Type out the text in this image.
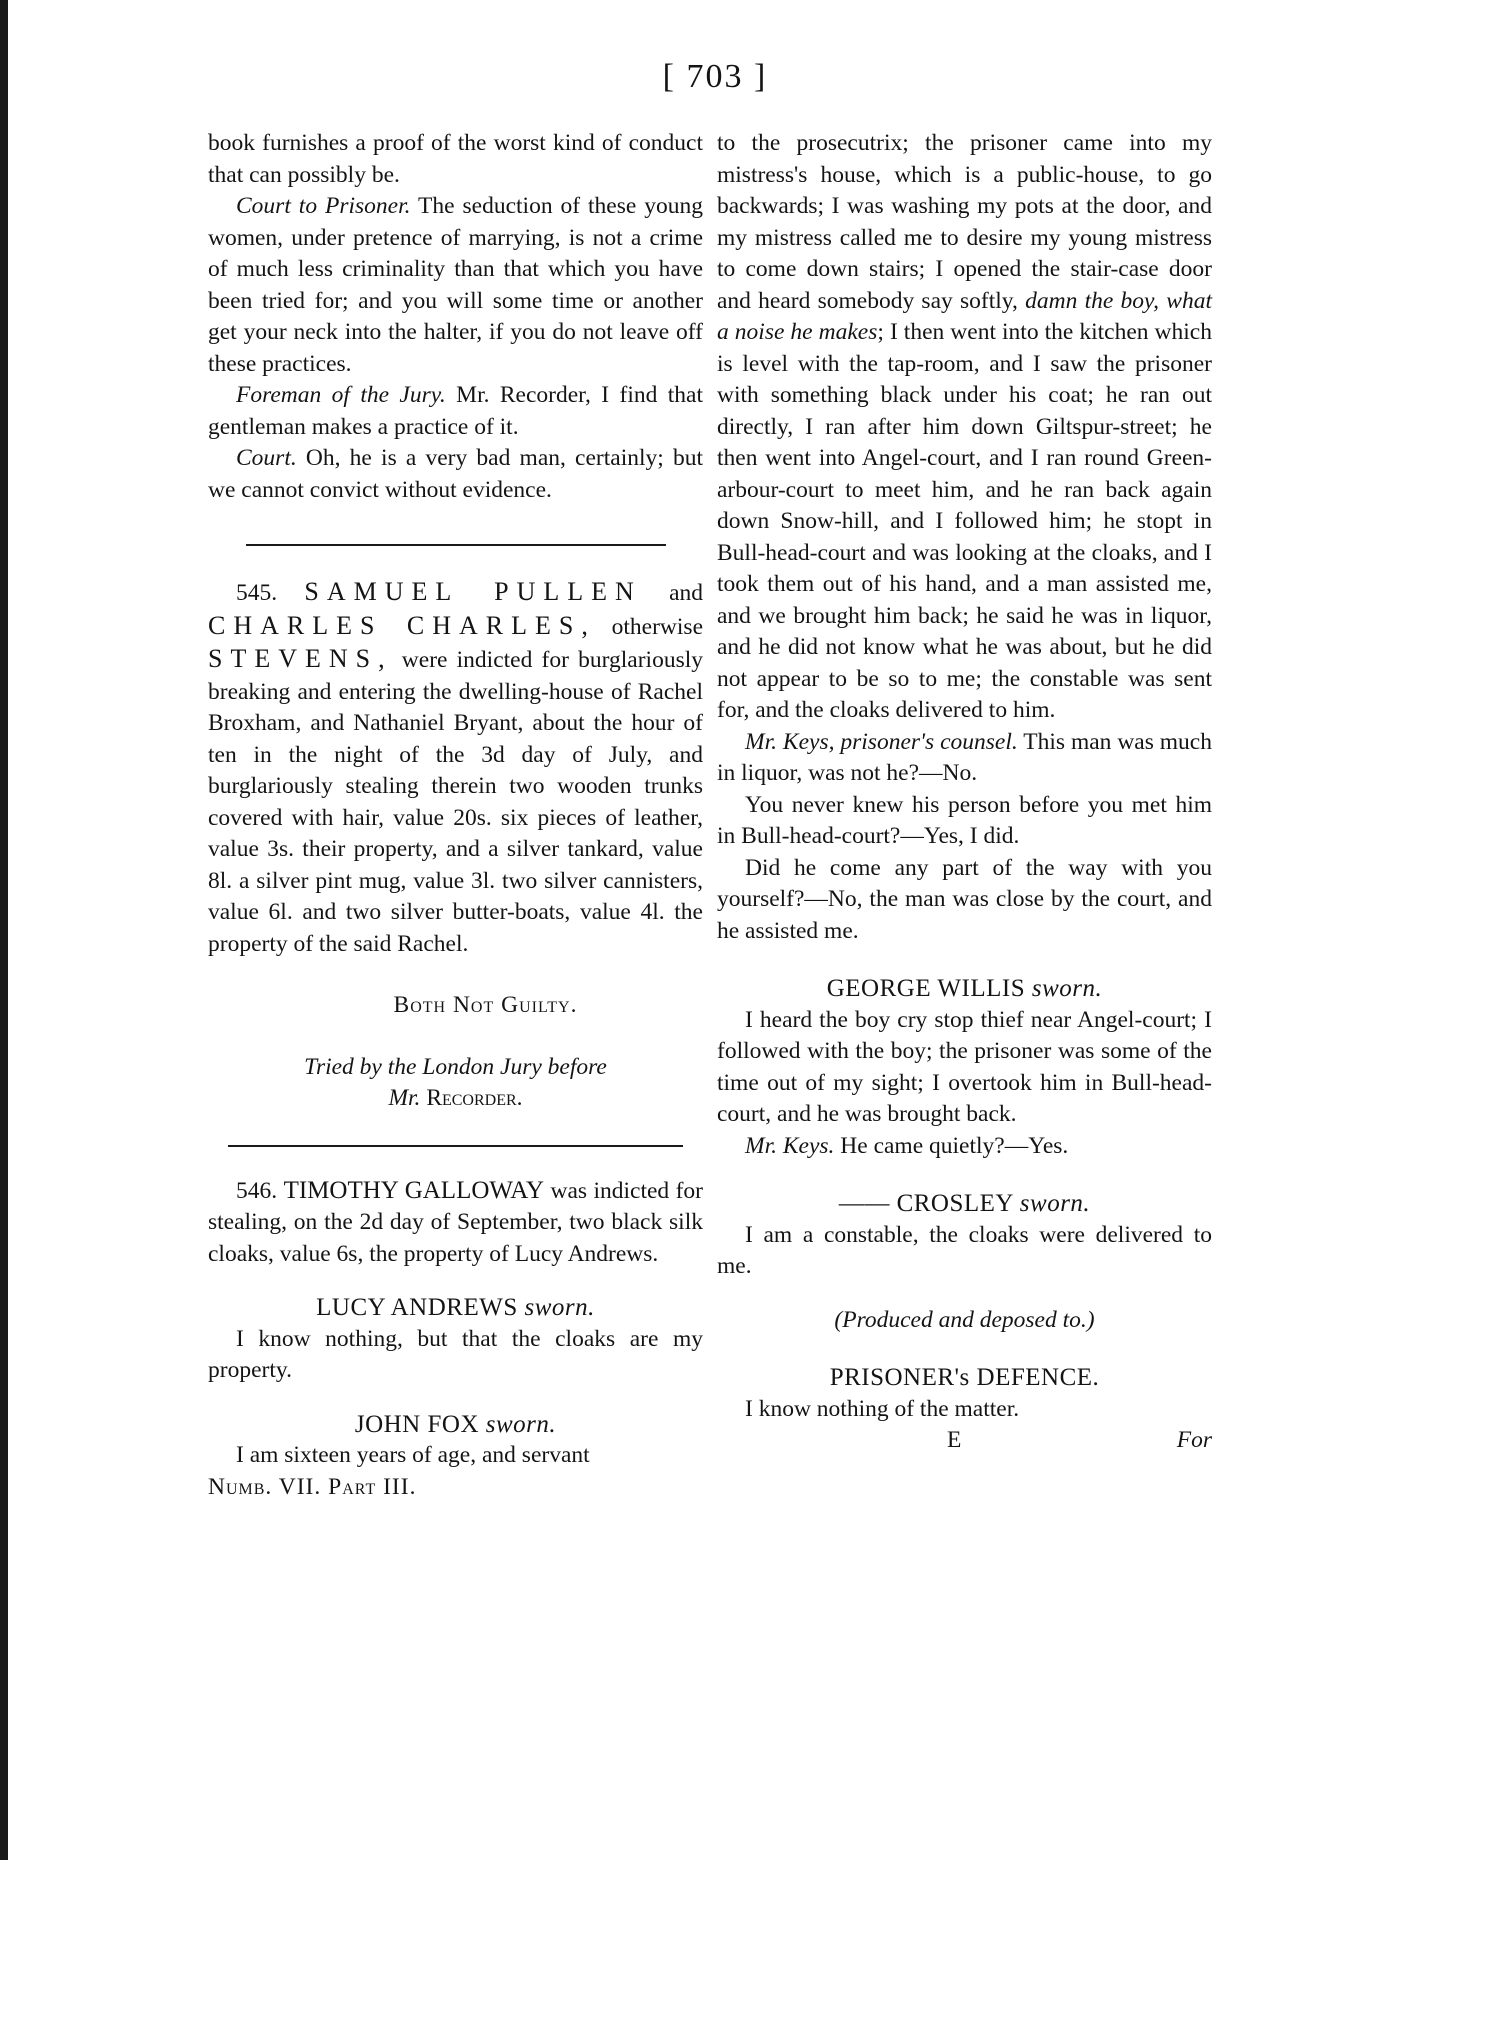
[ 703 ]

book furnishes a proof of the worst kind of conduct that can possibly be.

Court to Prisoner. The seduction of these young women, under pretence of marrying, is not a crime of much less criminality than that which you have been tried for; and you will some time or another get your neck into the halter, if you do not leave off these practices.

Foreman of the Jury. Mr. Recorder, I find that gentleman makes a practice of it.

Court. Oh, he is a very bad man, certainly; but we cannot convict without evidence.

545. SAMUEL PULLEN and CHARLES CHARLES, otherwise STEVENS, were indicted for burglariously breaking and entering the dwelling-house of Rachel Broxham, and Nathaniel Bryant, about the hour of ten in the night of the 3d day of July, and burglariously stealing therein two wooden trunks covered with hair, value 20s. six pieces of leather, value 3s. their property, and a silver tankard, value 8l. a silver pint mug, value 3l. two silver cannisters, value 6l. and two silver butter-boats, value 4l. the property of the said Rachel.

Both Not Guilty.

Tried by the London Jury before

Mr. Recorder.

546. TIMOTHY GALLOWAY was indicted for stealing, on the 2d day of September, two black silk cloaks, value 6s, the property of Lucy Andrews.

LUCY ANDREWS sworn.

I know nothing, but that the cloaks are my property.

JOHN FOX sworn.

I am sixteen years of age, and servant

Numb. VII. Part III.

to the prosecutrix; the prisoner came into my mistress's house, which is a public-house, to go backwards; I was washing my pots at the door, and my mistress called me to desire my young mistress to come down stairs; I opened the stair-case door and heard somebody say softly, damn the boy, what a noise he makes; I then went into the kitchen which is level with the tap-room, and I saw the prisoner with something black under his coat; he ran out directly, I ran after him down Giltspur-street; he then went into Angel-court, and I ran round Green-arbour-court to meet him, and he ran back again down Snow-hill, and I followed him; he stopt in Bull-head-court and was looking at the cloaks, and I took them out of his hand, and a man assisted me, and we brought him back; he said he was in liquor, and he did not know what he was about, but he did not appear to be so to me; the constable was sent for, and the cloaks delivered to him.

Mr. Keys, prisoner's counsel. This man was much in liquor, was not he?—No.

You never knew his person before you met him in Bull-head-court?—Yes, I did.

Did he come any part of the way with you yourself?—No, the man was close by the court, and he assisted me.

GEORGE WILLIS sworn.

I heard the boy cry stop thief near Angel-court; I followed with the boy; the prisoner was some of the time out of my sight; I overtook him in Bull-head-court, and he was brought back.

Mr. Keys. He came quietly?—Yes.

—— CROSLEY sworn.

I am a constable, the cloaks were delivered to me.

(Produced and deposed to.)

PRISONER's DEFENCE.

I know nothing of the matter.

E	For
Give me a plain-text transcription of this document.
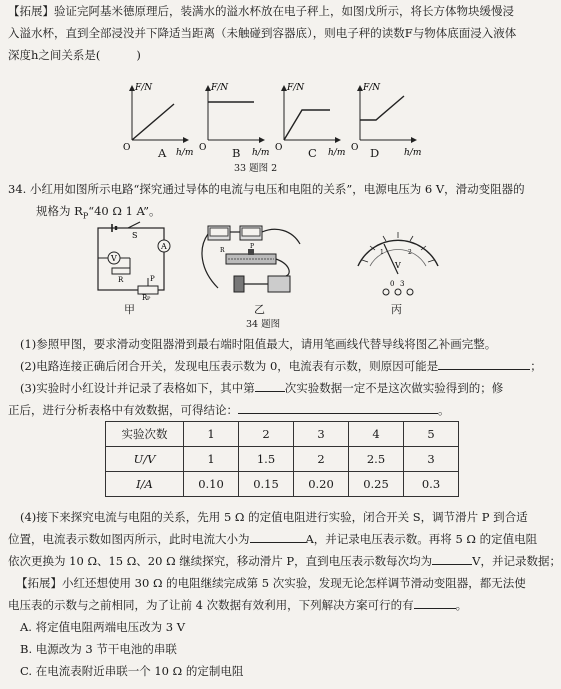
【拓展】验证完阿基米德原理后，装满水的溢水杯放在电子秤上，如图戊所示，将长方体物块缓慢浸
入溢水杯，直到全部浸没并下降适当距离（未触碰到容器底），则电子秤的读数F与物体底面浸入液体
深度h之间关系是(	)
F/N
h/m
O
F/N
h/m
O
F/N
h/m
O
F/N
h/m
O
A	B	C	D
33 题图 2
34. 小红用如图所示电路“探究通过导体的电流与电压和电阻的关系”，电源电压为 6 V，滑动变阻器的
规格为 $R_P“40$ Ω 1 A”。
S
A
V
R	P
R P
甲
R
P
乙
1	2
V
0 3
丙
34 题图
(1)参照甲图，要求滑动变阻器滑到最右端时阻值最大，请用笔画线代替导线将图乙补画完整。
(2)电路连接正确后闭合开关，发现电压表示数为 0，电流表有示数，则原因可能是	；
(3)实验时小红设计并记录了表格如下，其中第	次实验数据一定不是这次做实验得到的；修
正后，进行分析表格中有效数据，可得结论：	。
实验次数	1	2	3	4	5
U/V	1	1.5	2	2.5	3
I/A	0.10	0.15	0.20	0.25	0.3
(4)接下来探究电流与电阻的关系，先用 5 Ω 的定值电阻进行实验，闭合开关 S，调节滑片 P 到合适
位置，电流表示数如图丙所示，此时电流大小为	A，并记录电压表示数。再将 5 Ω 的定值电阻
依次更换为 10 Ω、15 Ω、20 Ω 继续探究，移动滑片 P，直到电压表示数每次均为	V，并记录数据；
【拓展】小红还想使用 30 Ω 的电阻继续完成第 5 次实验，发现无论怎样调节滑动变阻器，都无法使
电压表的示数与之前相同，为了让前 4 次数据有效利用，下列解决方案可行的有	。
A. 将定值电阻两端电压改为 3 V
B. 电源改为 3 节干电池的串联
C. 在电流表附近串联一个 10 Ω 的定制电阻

Work to do
Copy every record above exactly, leaving out the pictures.

Result of the exercise
Type out the text in this image.
[ 703 ]

book furnishes a proof of the worst kind of conduct that can possibly be.

Court to Prisoner. The seduction of these young women, under pretence of marrying, is not a crime of much less criminality than that which you have been tried for; and you will some time or another get your neck into the halter, if you do not leave off these practices.

Foreman of the Jury. Mr. Recorder, I find that gentleman makes a practice of it.

Court. Oh, he is a very bad man, certainly; but we cannot convict without evidence.

545. SAMUEL PULLEN and CHARLES CHARLES, otherwise STEVENS, were indicted for burglariously breaking and entering the dwelling-house of Rachel Broxham, and Nathaniel Bryant, about the hour of ten in the night of the 3d day of July, and burglariously stealing therein two wooden trunks covered with hair, value 20s. six pieces of leather, value 3s. their property, and a silver tankard, value 8l. a silver pint mug, value 3l. two silver cannisters, value 6l. and two silver butter-boats, value 4l. the property of the said Rachel.

Both Not Guilty.

Tried by the London Jury before

Mr. Recorder.

546. TIMOTHY GALLOWAY was indicted for stealing, on the 2d day of September, two black silk cloaks, value 6s, the property of Lucy Andrews.

LUCY ANDREWS sworn.

I know nothing, but that the cloaks are my property.

JOHN FOX sworn.

I am sixteen years of age, and servant

Numb. VII. Part III.

to the prosecutrix; the prisoner came into my mistress's house, which is a public-house, to go backwards; I was washing my pots at the door, and my mistress called me to desire my young mistress to come down stairs; I opened the stair-case door and heard somebody say softly, damn the boy, what a noise he makes; I then went into the kitchen which is level with the tap-room, and I saw the prisoner with something black under his coat; he ran out directly, I ran after him down Giltspur-street; he then went into Angel-court, and I ran round Green-arbour-court to meet him, and he ran back again down Snow-hill, and I followed him; he stopt in Bull-head-court and was looking at the cloaks, and I took them out of his hand, and a man assisted me, and we brought him back; he said he was in liquor, and he did not know what he was about, but he did not appear to be so to me; the constable was sent for, and the cloaks delivered to him.

Mr. Keys, prisoner's counsel. This man was much in liquor, was not he?—No.

You never knew his person before you met him in Bull-head-court?—Yes, I did.

Did he come any part of the way with you yourself?—No, the man was close by the court, and he assisted me.

GEORGE WILLIS sworn.

I heard the boy cry stop thief near Angel-court; I followed with the boy; the prisoner was some of the time out of my sight; I overtook him in Bull-head-court, and he was brought back.

Mr. Keys. He came quietly?—Yes.

—— CROSLEY sworn.

I am a constable, the cloaks were delivered to me.

(Produced and deposed to.)

PRISONER's DEFENCE.

I know nothing of the matter.

E	For
Give me a plain-text transcription of this document.
【拓展】验证完阿基米德原理后，装满水的溢水杯放在电子秤上，如图戊所示，将长方体物块缓慢浸
入溢水杯，直到全部浸没并下降适当距离（未触碰到容器底），则电子秤的读数F与物体底面浸入液体
深度h之间关系是(	)
F/N
h/m
O
F/N
h/m
O
F/N
h/m
O
F/N
h/m
O
A	B	C	D
33 题图 2
34. 小红用如图所示电路“探究通过导体的电流与电压和电阻的关系”，电源电压为 6 V，滑动变阻器的
规格为 $R_P“40$ Ω 1 A”。
S
A
V
R	P
R P
甲
R
P
乙
1	2
V
0 3
丙
34 题图
(1)参照甲图，要求滑动变阻器滑到最右端时阻值最大，请用笔画线代替导线将图乙补画完整。
(2)电路连接正确后闭合开关，发现电压表示数为 0，电流表有示数，则原因可能是	；
(3)实验时小红设计并记录了表格如下，其中第	次实验数据一定不是这次做实验得到的；修
正后，进行分析表格中有效数据，可得结论：	。
实验次数	1	2	3	4	5
U/V	1	1.5	2	2.5	3
I/A	0.10	0.15	0.20	0.25	0.3
(4)接下来探究电流与电阻的关系，先用 5 Ω 的定值电阻进行实验，闭合开关 S，调节滑片 P 到合适
位置，电流表示数如图丙所示，此时电流大小为	A，并记录电压表示数。再将 5 Ω 的定值电阻
依次更换为 10 Ω、15 Ω、20 Ω 继续探究，移动滑片 P，直到电压表示数每次均为	V，并记录数据；
【拓展】小红还想使用 30 Ω 的电阻继续完成第 5 次实验，发现无论怎样调节滑动变阻器，都无法使
电压表的示数与之前相同，为了让前 4 次数据有效利用，下列解决方案可行的有	。
A. 将定值电阻两端电压改为 3 V
B. 电源改为 3 节干电池的串联
C. 在电流表附近串联一个 10 Ω 的定制电阻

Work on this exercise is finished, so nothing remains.